* [REQUEST]: For the data below, report only the number of lines containing the string "Size".

* [INPUT]:

☆ ☆ ☆ ☆

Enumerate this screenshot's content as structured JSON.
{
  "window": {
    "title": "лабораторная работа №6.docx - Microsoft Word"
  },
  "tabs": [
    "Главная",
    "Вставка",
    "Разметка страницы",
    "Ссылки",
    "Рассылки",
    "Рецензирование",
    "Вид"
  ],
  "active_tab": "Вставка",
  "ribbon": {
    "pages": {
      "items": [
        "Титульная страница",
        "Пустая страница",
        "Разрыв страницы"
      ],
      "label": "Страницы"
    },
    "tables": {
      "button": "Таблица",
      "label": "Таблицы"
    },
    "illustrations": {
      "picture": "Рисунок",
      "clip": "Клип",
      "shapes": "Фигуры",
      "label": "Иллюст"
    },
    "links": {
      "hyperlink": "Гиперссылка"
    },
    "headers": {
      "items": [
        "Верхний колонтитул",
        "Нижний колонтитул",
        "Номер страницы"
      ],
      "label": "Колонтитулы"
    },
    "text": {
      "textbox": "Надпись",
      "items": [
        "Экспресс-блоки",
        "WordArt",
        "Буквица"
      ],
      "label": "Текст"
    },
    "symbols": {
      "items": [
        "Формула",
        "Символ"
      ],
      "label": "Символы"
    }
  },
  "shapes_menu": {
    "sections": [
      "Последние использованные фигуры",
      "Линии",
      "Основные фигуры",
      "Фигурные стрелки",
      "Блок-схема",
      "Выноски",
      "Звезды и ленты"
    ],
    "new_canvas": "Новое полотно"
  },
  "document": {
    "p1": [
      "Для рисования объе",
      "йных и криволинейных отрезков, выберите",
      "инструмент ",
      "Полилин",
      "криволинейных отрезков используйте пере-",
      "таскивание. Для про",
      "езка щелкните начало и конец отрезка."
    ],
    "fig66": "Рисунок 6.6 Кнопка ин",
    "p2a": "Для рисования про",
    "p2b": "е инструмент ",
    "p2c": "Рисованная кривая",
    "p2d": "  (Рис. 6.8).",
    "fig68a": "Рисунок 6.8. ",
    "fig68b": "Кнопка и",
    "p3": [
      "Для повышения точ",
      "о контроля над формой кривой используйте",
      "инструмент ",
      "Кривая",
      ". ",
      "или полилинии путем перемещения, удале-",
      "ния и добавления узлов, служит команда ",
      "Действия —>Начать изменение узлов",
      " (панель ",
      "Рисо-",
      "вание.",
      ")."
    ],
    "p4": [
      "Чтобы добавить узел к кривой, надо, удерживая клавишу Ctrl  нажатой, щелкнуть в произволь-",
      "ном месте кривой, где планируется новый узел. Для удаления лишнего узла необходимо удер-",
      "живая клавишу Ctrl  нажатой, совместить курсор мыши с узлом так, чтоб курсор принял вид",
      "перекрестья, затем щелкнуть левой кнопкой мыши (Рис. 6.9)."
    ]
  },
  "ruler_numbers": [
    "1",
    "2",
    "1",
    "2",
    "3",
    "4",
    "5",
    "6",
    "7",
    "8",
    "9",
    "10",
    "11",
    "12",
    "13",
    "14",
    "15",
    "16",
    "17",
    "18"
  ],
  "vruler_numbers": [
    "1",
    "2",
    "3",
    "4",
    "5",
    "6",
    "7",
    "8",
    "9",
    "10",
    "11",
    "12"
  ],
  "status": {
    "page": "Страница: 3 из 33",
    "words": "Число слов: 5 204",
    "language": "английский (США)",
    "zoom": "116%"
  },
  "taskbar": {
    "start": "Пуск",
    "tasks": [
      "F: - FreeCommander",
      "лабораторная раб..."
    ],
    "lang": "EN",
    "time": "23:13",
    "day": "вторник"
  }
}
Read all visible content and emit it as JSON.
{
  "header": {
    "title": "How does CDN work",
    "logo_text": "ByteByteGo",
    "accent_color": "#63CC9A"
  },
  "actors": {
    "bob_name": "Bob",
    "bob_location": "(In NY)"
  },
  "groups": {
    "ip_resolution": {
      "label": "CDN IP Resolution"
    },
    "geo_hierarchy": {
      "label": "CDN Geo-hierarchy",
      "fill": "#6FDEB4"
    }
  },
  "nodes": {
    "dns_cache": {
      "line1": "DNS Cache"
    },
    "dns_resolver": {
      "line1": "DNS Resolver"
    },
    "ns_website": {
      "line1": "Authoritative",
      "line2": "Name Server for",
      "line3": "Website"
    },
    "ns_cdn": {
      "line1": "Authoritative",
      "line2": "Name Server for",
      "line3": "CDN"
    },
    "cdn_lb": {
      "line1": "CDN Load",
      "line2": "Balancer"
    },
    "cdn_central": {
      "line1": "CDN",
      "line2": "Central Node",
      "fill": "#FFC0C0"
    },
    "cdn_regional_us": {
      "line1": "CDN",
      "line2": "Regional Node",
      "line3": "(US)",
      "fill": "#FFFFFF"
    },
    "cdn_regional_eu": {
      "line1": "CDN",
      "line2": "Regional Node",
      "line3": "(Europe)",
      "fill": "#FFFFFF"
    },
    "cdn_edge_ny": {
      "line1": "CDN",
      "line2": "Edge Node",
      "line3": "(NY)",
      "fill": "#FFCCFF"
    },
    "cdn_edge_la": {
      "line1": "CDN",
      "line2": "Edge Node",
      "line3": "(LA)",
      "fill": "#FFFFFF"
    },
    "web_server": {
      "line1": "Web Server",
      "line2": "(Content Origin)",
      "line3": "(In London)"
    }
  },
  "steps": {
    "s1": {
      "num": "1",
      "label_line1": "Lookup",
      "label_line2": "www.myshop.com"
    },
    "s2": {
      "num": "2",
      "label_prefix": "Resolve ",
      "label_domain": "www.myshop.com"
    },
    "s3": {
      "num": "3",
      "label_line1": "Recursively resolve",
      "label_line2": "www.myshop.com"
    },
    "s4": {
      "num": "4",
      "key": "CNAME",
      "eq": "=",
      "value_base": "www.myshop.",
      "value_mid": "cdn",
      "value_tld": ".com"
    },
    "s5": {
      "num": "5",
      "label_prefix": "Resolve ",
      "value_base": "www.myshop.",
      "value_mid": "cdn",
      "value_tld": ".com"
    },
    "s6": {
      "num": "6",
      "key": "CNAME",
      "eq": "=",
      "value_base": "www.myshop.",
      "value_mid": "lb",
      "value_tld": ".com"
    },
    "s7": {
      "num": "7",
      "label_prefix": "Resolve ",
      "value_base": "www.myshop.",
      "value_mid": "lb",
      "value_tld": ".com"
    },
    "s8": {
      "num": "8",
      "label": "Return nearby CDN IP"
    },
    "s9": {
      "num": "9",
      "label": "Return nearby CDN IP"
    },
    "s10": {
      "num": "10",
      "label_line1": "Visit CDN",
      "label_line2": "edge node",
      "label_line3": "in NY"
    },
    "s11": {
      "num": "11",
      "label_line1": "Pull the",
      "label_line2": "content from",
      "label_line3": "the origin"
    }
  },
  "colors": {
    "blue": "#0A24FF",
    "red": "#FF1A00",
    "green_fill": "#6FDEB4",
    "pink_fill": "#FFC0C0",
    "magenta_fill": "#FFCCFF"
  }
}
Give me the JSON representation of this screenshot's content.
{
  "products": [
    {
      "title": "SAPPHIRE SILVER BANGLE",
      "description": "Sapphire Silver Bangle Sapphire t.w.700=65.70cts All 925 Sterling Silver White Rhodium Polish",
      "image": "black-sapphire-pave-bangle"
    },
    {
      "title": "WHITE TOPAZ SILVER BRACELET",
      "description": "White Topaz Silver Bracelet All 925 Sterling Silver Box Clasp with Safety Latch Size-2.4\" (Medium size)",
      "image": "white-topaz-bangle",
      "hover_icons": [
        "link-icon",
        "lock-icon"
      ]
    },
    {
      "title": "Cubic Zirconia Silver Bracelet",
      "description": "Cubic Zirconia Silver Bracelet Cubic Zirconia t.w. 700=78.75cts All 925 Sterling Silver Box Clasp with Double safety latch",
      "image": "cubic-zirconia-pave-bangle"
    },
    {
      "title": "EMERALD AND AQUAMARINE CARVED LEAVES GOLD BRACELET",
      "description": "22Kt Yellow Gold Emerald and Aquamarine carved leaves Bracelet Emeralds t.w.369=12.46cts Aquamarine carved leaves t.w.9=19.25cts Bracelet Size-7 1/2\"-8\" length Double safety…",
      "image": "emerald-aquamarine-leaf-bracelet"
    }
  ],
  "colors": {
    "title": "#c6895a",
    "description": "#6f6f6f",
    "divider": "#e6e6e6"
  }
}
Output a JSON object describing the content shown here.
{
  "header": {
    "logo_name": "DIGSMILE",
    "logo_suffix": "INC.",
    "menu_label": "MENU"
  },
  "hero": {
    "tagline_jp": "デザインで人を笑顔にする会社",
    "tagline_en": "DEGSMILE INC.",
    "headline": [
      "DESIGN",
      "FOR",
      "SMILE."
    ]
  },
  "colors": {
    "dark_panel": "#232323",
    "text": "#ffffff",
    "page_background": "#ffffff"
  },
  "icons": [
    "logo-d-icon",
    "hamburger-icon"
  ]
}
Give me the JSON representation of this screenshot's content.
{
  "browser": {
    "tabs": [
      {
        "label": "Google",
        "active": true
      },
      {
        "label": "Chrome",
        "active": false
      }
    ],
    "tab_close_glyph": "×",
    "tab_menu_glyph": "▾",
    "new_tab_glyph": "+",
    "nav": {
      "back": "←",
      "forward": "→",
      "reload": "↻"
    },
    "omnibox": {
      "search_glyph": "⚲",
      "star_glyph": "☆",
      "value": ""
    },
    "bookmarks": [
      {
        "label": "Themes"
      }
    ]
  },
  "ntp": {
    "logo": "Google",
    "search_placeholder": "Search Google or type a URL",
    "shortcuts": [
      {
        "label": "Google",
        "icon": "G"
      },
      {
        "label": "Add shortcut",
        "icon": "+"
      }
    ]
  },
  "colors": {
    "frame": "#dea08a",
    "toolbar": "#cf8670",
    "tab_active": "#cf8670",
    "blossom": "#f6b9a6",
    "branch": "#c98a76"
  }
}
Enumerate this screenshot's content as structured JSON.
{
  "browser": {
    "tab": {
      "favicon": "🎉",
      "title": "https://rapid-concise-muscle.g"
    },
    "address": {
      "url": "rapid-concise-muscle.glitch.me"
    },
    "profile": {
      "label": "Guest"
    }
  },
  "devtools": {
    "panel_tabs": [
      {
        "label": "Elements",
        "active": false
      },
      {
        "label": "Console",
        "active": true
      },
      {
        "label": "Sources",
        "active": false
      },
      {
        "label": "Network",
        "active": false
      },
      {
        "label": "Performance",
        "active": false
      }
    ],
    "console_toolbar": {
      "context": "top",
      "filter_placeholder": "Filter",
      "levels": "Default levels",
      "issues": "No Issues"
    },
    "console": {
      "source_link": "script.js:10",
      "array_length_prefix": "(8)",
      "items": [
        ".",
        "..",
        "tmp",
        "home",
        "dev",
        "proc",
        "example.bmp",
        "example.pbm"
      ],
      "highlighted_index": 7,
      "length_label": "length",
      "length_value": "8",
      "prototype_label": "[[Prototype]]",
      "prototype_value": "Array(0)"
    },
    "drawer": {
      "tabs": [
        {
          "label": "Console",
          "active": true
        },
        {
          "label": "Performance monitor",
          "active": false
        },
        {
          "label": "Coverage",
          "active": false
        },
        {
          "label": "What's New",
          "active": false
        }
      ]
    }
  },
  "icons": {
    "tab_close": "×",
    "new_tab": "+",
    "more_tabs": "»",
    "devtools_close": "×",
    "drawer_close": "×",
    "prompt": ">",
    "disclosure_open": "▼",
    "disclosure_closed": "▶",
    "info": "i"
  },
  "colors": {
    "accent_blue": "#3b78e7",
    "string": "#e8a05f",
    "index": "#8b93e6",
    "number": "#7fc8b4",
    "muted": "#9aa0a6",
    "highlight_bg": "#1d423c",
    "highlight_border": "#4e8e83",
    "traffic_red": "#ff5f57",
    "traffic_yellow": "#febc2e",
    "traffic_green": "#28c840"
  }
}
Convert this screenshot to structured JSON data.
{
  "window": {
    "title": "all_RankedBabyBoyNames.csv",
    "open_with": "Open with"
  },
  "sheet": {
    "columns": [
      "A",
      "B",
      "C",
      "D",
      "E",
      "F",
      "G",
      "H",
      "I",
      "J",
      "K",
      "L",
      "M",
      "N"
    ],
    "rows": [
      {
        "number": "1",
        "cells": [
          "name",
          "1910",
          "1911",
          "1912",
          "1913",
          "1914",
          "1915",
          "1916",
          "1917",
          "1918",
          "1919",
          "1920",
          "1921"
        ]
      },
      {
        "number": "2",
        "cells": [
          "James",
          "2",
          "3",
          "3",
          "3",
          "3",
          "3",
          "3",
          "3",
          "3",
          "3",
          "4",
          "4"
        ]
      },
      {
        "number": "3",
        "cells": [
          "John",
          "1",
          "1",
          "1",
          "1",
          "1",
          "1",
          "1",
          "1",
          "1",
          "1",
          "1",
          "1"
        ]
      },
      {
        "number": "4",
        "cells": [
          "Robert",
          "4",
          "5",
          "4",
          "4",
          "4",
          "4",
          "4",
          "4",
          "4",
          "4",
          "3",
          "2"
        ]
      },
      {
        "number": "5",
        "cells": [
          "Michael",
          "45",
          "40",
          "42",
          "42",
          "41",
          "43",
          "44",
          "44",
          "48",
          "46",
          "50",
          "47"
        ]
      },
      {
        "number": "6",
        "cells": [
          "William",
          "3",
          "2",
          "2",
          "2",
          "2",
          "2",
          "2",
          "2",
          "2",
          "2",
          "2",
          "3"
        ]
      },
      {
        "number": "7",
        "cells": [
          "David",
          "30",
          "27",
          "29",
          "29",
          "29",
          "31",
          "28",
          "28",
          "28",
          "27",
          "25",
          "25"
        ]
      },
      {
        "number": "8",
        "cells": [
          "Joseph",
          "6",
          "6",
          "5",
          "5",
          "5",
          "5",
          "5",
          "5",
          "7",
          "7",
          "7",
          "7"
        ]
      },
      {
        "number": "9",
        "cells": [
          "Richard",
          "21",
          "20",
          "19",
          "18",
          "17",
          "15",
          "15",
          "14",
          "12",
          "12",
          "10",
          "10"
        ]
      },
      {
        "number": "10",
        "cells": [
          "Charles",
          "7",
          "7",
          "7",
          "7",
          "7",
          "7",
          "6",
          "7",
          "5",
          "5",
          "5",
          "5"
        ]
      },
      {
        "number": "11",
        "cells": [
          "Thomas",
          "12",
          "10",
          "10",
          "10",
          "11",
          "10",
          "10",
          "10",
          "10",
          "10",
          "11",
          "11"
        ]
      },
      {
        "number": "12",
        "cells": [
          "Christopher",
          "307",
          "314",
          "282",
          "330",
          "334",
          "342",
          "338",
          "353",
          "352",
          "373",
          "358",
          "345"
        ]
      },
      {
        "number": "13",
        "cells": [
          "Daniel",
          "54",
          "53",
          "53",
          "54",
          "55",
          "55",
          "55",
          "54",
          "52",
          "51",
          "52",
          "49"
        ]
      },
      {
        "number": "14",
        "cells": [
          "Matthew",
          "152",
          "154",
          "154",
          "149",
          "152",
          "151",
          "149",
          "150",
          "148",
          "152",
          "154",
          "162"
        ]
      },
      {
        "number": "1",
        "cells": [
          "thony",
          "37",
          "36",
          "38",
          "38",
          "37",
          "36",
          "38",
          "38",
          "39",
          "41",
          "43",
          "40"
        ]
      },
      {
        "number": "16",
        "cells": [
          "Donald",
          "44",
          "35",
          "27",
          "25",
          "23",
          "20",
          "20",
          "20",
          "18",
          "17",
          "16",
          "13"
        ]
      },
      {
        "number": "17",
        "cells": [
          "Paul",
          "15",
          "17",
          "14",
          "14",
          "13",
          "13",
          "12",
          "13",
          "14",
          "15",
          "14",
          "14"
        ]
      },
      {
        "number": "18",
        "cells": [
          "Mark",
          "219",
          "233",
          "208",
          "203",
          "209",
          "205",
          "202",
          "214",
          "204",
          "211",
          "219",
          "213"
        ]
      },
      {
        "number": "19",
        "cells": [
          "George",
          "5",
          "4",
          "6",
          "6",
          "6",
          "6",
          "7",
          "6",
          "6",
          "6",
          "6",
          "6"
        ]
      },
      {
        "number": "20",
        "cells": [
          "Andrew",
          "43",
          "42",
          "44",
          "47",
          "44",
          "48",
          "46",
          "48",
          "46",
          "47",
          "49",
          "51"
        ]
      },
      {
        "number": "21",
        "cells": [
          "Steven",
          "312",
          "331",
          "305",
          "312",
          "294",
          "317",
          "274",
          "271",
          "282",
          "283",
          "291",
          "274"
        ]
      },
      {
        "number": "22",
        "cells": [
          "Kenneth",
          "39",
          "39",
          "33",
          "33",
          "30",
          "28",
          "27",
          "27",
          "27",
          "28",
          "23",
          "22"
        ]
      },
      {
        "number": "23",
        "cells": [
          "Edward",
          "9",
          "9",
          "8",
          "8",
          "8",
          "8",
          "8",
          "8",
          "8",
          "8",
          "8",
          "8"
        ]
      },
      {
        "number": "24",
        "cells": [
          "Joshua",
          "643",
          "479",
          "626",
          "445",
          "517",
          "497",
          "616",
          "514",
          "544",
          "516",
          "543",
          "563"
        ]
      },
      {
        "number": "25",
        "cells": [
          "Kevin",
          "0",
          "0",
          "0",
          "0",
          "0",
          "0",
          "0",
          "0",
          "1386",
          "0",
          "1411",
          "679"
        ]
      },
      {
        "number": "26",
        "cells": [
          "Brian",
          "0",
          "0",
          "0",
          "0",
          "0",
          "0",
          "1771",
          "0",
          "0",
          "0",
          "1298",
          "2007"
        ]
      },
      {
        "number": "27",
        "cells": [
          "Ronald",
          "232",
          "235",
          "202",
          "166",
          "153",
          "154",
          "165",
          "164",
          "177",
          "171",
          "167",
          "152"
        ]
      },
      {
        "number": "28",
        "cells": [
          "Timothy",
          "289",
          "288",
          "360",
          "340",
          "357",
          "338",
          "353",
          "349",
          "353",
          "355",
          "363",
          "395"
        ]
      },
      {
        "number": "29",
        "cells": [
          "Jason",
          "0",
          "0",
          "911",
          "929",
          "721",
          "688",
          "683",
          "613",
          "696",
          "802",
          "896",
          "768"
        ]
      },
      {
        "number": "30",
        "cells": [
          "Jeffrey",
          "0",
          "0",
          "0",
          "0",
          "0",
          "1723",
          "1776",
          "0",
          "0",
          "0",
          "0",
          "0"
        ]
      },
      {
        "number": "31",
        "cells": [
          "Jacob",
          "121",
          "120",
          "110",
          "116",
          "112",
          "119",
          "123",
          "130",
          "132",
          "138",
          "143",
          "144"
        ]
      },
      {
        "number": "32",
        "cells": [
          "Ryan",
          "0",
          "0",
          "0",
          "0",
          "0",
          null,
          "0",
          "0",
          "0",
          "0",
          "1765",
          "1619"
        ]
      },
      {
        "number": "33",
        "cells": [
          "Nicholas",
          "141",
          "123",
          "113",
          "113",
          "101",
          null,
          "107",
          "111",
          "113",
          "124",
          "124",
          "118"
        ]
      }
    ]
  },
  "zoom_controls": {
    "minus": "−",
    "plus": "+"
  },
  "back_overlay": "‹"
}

☆ ☆ ☆ ☆

* [WRITTEN ANSWER]: 2